**Problem**
Look through the data for the string "name". Copy every line where it is found.

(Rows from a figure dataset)
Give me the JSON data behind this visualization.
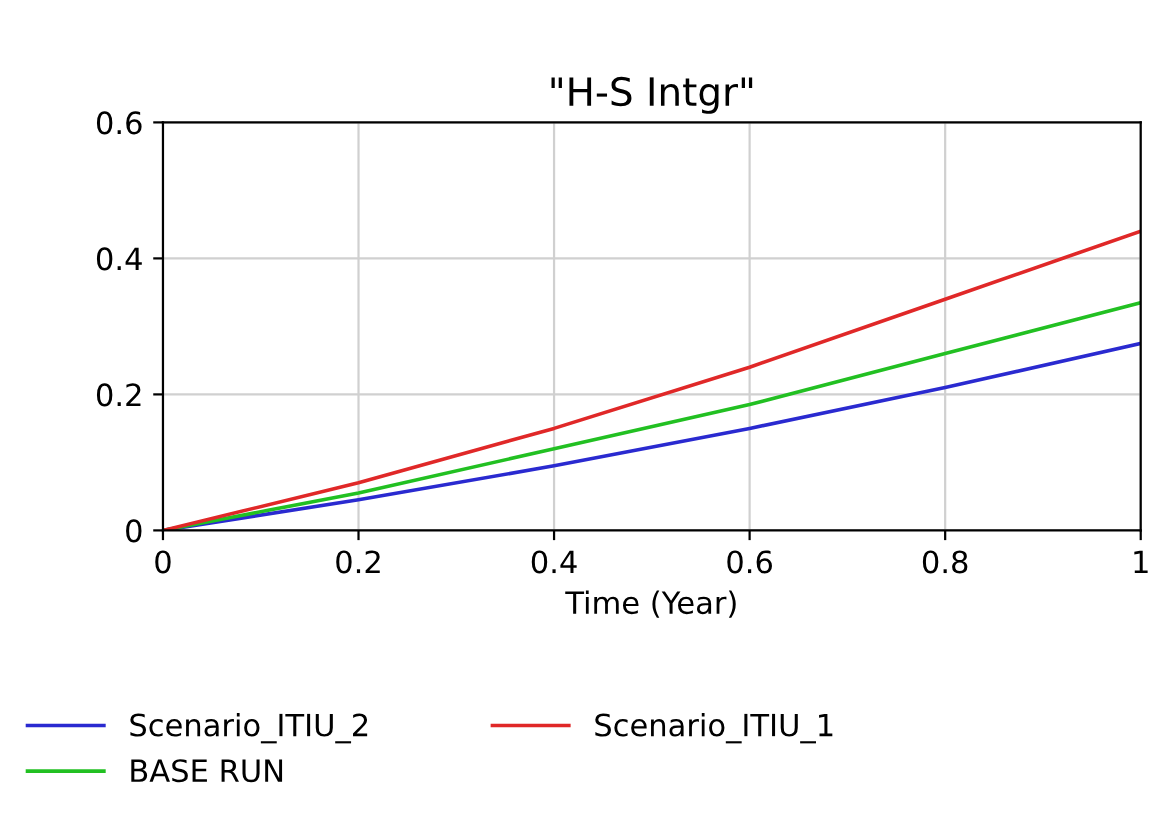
{
  "chart_data": {
    "type": "line",
    "title": "\"H-S Intgr\"",
    "xlabel": "Time (Year)",
    "x": [
      0,
      0.2,
      0.4,
      0.6,
      0.8,
      1
    ],
    "series": [
      {
        "name": "Scenario_ITIU_2",
        "color": "#2a2ad0",
        "values": [
          0,
          0.045,
          0.095,
          0.15,
          0.21,
          0.275
        ]
      },
      {
        "name": "BASE RUN",
        "color": "#22c022",
        "values": [
          0,
          0.055,
          0.12,
          0.185,
          0.26,
          0.335
        ]
      },
      {
        "name": "Scenario_ITIU_1",
        "color": "#e02828",
        "values": [
          0,
          0.07,
          0.15,
          0.24,
          0.34,
          0.44
        ]
      }
    ],
    "xlim": [
      0,
      1
    ],
    "ylim": [
      0,
      0.6
    ],
    "xticks": [
      0,
      0.2,
      0.4,
      0.6,
      0.8,
      1
    ],
    "yticks": [
      0,
      0.2,
      0.4,
      0.6
    ],
    "grid": true,
    "legend": "bottom"
  }
}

**Solution to this task**
        "name": "Scenario_ITIU_2",
        "name": "BASE RUN",
        "name": "Scenario_ITIU_1",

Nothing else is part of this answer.